→ **EXERCISE GOAL**
Gather each line in the entries that includes the string "ylabel".

→ **INFORMATION PROVIDED**
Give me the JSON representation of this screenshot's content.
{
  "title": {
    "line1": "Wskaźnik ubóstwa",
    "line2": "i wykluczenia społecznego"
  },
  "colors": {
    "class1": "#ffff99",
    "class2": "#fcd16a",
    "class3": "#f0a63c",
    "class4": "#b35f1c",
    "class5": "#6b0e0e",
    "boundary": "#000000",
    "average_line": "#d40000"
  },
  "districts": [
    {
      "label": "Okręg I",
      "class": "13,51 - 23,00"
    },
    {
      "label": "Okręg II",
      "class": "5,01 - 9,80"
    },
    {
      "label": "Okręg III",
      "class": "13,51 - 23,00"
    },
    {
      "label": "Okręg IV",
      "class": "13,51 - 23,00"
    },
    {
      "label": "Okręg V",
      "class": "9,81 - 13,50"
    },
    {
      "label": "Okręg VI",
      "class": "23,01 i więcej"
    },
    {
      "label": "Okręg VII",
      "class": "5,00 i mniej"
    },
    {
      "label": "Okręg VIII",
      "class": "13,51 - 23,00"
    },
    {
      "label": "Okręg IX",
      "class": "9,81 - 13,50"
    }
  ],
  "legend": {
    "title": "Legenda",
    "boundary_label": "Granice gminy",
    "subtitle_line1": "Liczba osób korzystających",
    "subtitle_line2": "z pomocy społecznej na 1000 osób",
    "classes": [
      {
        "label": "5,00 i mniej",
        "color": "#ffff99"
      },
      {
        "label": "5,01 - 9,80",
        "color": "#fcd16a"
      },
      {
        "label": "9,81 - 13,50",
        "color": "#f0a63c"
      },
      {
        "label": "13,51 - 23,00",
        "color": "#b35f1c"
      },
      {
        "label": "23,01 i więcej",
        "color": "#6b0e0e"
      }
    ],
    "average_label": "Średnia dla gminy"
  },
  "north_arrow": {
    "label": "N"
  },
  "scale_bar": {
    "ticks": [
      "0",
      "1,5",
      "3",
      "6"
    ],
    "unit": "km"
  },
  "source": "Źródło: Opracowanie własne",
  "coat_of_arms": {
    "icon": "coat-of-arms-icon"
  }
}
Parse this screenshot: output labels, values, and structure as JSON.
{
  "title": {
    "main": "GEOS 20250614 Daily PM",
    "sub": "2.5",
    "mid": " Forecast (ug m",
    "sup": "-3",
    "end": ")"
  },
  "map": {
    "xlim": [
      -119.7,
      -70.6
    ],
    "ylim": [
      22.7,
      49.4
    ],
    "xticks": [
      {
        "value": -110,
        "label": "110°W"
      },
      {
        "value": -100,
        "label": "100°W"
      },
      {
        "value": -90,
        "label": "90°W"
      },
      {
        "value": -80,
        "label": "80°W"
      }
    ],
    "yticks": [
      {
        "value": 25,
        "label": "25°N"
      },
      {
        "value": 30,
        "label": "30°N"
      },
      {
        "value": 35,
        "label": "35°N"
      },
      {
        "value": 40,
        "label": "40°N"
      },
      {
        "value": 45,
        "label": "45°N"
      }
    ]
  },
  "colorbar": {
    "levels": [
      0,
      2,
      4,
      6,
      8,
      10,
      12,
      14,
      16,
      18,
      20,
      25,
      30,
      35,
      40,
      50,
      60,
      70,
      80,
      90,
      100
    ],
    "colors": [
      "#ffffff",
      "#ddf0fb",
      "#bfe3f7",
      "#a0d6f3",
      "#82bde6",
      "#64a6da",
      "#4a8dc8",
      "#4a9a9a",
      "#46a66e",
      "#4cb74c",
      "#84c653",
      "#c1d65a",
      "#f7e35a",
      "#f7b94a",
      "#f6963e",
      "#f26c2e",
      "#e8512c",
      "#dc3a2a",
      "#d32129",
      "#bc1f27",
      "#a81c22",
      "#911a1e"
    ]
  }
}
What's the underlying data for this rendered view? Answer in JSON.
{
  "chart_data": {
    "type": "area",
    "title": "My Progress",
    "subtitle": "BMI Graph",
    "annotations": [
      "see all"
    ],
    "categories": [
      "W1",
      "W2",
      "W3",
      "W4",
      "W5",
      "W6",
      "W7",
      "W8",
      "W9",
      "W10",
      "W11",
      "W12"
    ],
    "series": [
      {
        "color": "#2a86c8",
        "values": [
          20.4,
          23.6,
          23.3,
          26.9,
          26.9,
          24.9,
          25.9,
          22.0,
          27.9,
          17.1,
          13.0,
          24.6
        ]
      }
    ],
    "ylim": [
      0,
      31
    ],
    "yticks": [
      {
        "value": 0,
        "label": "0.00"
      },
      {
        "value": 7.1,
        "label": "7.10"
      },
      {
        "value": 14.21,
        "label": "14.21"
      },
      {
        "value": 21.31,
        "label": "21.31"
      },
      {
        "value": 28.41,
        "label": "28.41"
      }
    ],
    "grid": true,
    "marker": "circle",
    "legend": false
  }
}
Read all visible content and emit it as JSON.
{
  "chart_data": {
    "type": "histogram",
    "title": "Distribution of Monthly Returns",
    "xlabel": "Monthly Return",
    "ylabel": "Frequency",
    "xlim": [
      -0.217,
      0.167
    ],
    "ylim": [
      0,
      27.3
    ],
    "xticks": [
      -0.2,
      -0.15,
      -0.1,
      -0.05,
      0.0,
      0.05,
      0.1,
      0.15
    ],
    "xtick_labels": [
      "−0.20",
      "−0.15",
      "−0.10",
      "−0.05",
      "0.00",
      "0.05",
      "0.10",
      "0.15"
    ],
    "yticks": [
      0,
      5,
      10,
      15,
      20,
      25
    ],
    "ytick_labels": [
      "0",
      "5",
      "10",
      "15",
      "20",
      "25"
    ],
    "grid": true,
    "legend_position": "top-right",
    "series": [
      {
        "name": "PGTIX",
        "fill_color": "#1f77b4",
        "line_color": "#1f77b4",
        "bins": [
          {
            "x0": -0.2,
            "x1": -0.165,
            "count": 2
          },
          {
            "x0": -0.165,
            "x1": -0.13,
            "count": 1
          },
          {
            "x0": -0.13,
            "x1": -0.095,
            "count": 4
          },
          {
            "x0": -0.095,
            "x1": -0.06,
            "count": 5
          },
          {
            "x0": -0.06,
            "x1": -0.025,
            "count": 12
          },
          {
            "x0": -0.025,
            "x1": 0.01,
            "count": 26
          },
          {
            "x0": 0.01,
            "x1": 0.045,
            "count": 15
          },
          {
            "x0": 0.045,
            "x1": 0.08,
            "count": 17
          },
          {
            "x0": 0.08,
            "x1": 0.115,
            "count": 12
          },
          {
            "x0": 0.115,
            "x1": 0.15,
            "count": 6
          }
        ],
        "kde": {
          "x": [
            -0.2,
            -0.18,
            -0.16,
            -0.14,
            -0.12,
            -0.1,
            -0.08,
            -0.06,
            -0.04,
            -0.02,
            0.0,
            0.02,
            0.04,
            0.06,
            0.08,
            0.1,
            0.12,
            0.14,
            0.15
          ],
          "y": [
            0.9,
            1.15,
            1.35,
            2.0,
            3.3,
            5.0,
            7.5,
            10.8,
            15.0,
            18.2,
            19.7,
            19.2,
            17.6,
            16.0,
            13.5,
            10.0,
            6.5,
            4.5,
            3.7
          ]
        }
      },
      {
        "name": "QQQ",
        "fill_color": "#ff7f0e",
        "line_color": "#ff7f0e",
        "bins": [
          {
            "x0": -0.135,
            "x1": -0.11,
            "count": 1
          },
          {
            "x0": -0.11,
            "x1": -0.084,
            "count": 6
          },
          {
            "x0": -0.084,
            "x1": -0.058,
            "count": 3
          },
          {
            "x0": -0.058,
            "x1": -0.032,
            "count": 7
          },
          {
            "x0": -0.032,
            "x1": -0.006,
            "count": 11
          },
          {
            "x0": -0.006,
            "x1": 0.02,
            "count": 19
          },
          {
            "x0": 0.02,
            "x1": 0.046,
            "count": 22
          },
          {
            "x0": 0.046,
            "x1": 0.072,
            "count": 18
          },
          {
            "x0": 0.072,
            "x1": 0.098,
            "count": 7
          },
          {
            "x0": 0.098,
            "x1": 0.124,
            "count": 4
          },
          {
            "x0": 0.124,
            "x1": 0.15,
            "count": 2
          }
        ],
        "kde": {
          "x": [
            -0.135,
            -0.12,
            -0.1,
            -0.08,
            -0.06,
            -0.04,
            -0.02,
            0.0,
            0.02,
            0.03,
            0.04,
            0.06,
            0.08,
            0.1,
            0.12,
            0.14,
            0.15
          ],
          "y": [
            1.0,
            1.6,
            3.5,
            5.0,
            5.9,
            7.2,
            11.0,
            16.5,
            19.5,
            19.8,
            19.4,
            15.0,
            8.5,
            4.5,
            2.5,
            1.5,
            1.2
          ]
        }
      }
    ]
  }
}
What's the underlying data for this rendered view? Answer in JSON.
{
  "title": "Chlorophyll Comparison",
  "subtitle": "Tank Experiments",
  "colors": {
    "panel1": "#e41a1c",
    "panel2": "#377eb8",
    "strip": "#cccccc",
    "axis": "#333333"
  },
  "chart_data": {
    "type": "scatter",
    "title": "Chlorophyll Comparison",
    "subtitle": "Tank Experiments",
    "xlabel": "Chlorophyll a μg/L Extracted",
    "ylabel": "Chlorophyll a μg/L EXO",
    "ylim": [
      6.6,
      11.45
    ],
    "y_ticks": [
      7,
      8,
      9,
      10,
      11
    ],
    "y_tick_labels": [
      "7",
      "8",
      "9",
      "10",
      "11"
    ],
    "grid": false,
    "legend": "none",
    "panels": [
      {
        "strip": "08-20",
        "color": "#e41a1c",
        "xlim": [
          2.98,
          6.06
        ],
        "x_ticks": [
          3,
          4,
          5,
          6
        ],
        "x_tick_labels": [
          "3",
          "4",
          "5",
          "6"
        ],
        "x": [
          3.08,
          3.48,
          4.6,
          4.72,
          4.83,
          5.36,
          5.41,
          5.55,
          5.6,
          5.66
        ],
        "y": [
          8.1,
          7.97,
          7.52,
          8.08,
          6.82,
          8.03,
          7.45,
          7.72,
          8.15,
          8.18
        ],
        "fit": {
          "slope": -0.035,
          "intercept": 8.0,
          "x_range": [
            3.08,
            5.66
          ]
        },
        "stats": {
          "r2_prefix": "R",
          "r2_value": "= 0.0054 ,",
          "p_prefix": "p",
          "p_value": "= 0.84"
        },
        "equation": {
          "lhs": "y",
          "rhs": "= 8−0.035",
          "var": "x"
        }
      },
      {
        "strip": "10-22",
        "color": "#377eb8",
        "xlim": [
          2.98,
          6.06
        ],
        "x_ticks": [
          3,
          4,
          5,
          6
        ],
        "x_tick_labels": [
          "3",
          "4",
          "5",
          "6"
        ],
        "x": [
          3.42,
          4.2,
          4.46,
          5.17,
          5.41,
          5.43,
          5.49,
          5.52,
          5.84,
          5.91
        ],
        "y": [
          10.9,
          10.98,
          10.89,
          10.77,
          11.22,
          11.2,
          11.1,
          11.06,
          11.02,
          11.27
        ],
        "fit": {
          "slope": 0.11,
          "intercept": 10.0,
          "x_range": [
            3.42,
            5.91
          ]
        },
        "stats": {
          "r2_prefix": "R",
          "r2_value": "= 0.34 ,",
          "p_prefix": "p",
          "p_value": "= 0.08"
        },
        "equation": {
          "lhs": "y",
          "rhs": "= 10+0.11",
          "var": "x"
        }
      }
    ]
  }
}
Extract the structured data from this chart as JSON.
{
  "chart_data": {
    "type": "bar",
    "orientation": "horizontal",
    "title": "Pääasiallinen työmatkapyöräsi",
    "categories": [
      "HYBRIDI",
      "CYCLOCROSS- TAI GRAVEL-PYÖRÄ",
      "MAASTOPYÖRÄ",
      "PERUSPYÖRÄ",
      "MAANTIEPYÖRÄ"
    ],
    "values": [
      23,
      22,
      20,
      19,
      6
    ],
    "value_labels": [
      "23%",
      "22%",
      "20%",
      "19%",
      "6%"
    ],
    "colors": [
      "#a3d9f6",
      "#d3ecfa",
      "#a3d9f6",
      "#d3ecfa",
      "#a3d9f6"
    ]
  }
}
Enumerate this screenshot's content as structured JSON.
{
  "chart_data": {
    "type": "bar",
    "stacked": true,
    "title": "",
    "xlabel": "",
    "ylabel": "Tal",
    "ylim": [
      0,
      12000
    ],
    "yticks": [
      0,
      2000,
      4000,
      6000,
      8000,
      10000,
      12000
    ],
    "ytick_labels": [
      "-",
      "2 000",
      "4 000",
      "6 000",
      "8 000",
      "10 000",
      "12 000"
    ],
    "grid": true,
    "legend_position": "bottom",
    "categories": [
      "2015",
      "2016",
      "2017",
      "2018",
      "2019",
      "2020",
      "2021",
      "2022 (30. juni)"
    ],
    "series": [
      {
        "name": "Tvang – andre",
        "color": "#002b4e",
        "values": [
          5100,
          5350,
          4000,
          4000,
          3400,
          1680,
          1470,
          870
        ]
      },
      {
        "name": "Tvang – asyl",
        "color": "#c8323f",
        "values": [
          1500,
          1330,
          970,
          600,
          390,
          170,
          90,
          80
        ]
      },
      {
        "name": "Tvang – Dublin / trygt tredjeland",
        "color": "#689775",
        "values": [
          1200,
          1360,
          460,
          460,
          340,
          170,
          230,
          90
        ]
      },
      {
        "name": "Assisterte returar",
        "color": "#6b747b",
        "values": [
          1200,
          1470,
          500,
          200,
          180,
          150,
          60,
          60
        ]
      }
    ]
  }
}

→ **TASK ANSWER**
    "ylabel": "Frequency",
    "ylabel": "Chlorophyll a μg/L EXO",
    "ylabel": "Tal",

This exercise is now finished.